#### Materials provided ####

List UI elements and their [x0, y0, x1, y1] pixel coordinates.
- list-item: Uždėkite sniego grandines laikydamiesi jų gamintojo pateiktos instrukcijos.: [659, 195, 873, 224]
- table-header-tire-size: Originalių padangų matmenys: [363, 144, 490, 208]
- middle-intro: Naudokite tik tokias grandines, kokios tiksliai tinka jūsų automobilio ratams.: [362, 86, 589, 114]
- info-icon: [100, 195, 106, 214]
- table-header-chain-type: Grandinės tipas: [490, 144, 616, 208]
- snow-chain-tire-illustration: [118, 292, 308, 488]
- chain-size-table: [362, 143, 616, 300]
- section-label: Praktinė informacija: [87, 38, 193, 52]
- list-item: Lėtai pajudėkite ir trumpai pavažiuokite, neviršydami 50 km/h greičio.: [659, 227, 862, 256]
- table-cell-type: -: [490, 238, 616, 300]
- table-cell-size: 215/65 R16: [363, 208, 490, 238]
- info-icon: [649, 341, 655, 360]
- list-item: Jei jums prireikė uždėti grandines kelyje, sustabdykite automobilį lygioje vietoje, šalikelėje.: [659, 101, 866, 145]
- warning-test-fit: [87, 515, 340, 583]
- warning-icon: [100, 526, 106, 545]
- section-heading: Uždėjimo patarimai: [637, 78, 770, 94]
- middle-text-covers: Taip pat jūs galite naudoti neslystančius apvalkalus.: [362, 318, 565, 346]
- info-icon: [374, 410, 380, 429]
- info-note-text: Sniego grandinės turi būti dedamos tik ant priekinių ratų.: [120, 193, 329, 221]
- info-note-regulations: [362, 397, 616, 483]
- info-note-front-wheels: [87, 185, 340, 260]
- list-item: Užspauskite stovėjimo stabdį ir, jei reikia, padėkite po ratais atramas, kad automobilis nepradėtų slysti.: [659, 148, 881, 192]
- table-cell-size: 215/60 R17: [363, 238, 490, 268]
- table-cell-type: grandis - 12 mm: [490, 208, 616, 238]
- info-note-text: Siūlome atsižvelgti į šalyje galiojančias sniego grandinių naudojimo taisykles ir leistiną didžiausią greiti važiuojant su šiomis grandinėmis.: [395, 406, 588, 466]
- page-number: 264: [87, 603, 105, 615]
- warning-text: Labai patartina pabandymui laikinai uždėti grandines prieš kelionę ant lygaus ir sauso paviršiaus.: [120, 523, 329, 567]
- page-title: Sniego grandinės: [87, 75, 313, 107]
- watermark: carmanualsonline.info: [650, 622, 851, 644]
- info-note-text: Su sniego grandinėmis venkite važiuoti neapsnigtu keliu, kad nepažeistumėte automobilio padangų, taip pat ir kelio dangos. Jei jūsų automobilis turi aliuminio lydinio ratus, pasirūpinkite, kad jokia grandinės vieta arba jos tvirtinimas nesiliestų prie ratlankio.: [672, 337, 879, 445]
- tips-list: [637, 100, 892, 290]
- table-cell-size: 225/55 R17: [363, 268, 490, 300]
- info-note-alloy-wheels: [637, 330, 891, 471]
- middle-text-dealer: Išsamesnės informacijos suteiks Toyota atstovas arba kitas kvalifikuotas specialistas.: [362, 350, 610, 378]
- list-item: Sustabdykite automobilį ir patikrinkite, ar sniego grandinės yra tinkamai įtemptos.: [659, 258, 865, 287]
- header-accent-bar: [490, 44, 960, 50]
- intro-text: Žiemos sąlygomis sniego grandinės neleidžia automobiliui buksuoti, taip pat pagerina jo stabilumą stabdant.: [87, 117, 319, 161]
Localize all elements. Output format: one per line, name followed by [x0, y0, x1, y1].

####
#### Materials provided ####

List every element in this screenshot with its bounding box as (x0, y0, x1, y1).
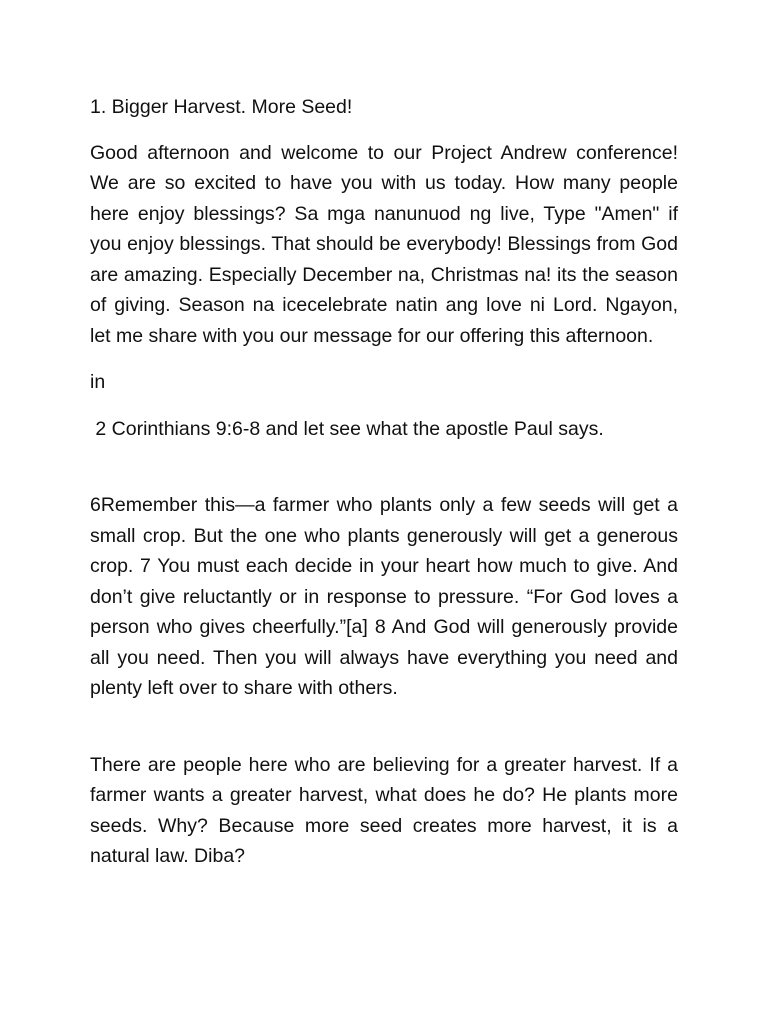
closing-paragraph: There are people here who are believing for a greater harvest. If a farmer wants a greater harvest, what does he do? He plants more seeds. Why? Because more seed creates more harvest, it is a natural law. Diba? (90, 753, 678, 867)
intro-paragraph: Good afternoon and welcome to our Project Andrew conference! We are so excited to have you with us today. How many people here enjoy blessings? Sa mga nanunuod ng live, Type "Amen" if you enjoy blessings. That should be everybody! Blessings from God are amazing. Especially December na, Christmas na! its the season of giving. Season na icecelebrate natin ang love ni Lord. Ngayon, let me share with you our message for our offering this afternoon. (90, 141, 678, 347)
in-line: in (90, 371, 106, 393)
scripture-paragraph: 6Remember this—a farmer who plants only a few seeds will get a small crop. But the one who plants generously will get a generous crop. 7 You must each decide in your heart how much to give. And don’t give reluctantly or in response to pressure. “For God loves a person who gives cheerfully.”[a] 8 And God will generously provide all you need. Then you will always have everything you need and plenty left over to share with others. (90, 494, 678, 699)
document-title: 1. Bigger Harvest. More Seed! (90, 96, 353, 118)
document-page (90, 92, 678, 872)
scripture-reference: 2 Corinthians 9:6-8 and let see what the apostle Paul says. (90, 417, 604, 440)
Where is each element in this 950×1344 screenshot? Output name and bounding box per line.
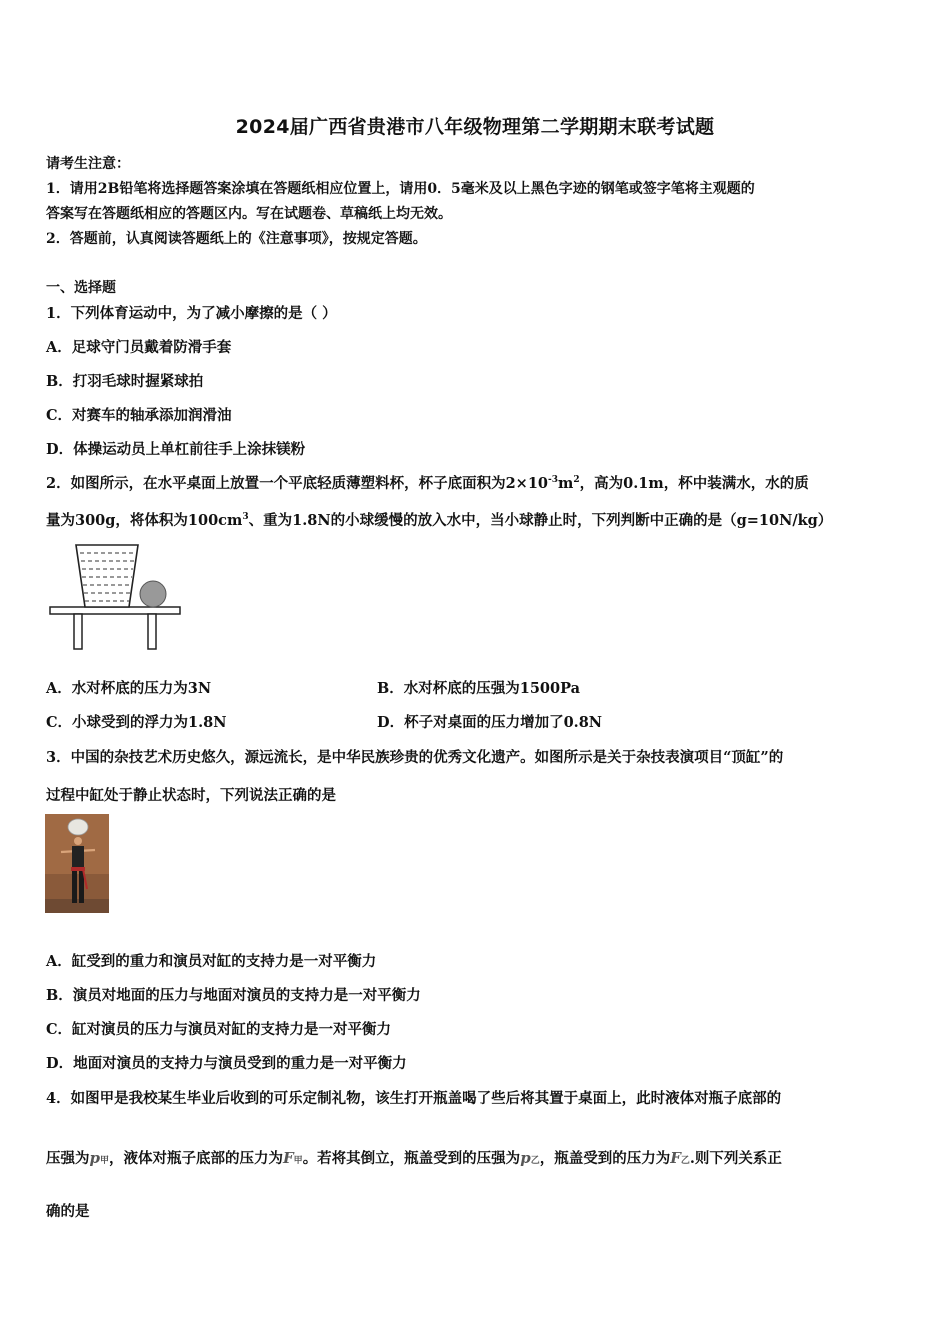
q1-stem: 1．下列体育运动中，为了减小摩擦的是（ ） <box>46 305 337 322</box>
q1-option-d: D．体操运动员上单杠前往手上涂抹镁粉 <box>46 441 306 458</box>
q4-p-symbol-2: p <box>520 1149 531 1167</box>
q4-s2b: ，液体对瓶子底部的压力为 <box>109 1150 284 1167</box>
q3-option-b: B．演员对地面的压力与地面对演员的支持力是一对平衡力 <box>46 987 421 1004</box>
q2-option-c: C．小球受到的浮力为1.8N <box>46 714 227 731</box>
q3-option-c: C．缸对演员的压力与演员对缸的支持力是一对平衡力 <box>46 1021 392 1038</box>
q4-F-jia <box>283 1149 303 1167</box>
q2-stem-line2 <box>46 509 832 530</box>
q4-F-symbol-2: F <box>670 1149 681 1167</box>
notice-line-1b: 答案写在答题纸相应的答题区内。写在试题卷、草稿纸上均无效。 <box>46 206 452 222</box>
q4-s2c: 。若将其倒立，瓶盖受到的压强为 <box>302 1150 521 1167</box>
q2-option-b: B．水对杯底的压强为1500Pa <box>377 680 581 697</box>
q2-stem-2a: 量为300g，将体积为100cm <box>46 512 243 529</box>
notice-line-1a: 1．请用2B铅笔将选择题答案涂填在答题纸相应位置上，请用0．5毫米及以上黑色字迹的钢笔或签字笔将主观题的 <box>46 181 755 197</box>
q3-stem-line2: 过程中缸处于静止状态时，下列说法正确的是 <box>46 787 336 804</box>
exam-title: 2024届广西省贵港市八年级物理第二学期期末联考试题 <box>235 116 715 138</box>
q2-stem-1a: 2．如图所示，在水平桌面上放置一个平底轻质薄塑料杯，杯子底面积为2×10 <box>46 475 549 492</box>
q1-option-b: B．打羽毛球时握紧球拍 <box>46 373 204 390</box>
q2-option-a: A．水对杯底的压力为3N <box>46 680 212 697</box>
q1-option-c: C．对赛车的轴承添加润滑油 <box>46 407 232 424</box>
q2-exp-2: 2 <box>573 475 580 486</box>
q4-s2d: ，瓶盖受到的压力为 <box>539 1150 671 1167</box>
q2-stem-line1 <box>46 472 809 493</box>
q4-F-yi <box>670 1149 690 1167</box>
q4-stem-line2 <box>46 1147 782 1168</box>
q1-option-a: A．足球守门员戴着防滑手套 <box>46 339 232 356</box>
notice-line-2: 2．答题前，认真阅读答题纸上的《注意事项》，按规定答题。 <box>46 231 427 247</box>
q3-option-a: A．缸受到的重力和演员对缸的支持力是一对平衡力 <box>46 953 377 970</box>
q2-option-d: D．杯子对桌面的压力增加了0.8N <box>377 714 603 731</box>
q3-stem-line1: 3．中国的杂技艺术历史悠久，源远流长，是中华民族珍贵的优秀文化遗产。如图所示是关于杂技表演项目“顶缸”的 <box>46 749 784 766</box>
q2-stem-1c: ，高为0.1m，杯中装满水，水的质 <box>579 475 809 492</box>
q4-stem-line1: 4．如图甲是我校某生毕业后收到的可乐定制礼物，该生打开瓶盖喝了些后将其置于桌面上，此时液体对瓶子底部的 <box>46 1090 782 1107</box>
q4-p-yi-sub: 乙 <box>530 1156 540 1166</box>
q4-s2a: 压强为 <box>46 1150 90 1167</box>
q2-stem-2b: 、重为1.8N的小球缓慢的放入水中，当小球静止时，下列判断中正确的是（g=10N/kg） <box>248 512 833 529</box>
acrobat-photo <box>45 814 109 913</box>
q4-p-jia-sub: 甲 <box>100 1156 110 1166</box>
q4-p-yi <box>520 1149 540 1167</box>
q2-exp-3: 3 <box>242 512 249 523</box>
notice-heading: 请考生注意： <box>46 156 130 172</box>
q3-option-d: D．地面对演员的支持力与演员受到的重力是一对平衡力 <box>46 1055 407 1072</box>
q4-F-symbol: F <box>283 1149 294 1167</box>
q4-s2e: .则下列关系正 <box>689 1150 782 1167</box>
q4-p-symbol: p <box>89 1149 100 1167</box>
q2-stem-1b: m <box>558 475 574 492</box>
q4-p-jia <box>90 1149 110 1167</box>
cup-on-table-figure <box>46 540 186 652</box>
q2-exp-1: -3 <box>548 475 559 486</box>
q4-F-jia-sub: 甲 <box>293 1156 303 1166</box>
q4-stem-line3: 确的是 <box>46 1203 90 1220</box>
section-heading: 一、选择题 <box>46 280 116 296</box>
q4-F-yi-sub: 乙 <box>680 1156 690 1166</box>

####

_What the exercise asks_
Write out the entries from the line that contains "q1-stem: 1．下列体育运动中，为了减小摩擦的是（ ）" through the line that contains "q3-option-b: B．演员对地面的压力与地面对演员的支持力是一对平衡力 <box>46", both included, as a JSON list of strings with one string per line.

_Answer to the problem_
[
  "q1-stem: 1．下列体育运动中，为了减小摩擦的是（ ） <box>46 305 337 322</box>",
  "q1-option-d: D．体操运动员上单杠前往手上涂抹镁粉 <box>46 441 306 458</box>",
  "q4-p-symbol-2: p <box>520 1149 531 1167</box>",
  "q4-s2b: ，液体对瓶子底部的压力为 <box>109 1150 284 1167</box>",
  "q3-option-b: B．演员对地面的压力与地面对演员的支持力是一对平衡力 <box>46 987 421 1004</box>"
]